→ Task instructions
Update the records from the start through the line containing "font-color-icon[interactable]: A (952, 83, 970, 101)", changing "print-icon" to "printer-icon" and leaving everything else as it is.

--- BEGIN Provided data ---

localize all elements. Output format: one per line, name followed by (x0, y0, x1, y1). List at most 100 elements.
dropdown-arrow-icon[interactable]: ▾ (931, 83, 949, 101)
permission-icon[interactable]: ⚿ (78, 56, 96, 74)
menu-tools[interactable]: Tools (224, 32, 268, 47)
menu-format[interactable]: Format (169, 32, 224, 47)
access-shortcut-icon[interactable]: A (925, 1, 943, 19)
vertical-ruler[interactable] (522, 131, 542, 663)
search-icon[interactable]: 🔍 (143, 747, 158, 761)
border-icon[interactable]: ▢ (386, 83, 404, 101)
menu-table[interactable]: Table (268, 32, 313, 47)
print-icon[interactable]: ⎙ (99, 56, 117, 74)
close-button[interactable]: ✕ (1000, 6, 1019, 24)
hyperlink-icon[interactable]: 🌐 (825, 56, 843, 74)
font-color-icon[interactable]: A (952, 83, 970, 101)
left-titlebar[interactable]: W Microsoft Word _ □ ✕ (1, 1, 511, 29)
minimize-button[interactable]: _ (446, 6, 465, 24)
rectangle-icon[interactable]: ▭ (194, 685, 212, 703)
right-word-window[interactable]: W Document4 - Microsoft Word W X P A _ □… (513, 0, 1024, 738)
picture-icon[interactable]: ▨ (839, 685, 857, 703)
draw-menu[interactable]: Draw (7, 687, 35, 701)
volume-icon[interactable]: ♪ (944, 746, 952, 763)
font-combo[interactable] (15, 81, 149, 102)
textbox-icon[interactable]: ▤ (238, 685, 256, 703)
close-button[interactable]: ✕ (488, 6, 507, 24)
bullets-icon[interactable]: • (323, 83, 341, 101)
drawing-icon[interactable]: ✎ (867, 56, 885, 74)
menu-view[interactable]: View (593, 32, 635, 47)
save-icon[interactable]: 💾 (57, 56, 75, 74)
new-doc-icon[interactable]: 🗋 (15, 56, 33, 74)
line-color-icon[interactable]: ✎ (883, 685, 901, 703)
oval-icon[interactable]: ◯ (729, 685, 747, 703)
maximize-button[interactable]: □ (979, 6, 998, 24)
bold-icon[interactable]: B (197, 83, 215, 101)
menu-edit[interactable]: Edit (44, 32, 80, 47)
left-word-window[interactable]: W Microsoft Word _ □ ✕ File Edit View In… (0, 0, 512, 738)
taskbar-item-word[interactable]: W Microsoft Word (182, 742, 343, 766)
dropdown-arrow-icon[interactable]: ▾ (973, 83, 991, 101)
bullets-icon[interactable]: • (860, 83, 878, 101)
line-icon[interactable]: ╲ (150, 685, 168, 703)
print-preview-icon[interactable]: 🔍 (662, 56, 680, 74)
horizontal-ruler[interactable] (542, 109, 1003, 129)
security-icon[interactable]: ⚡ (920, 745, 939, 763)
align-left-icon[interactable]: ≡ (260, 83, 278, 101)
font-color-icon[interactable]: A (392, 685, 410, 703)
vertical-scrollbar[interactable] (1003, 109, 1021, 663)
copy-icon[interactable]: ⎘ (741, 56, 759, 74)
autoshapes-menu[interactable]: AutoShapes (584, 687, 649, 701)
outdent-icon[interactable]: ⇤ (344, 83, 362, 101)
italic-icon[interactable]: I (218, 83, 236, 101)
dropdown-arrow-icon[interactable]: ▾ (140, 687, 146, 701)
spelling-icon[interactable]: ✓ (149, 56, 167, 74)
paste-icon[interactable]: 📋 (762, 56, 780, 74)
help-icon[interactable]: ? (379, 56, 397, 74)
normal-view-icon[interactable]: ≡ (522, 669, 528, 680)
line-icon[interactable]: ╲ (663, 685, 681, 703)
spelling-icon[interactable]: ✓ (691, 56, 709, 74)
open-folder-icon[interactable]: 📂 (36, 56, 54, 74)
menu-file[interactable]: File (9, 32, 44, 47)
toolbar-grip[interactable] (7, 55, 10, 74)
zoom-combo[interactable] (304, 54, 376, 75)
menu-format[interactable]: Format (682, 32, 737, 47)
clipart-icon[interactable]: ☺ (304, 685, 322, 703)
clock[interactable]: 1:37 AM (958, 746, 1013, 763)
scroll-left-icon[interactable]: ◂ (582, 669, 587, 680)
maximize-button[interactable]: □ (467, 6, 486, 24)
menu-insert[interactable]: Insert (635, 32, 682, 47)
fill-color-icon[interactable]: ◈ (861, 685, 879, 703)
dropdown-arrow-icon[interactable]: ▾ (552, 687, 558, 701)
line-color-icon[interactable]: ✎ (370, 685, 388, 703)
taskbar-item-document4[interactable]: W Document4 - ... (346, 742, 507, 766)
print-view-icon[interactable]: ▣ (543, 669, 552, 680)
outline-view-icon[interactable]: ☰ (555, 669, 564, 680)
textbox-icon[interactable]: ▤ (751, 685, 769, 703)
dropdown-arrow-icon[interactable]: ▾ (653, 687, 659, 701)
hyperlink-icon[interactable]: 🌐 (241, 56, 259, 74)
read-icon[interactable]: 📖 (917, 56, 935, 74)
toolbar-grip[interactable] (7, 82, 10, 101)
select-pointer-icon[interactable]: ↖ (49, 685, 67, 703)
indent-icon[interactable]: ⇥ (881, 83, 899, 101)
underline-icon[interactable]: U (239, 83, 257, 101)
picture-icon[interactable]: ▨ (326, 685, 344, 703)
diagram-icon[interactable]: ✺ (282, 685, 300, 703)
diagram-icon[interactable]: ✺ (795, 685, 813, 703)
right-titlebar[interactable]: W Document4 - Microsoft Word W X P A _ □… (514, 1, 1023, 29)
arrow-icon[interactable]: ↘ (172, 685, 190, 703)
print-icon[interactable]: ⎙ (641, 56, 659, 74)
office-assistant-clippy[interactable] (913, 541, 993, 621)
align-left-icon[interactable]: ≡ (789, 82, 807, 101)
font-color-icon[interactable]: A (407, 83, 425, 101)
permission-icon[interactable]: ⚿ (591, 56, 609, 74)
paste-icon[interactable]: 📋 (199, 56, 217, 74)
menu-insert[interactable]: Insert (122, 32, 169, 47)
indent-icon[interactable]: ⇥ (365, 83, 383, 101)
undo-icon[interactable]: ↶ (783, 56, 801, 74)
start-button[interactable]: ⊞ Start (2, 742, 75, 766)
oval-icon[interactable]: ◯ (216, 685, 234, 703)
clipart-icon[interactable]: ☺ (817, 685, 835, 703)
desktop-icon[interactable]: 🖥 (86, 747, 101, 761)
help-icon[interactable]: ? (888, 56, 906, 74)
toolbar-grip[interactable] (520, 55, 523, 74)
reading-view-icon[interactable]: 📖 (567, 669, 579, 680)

--- END Provided data ---

→ Written answer
localize all elements. Output format: one per line, name followed by (x0, y0, x1, y1). List at most 100 elements.
dropdown-arrow-icon[interactable]: ▾ (931, 83, 949, 101)
permission-icon[interactable]: ⚿ (78, 56, 96, 74)
menu-tools[interactable]: Tools (224, 32, 268, 47)
menu-format[interactable]: Format (169, 32, 224, 47)
access-shortcut-icon[interactable]: A (925, 1, 943, 19)
vertical-ruler[interactable] (522, 131, 542, 663)
search-icon[interactable]: 🔍 (143, 747, 158, 761)
border-icon[interactable]: ▢ (386, 83, 404, 101)
menu-table[interactable]: Table (268, 32, 313, 47)
printer-icon[interactable]: ⎙ (99, 56, 117, 74)
close-button[interactable]: ✕ (1000, 6, 1019, 24)
hyperlink-icon[interactable]: 🌐 (825, 56, 843, 74)
font-color-icon[interactable]: A (952, 83, 970, 101)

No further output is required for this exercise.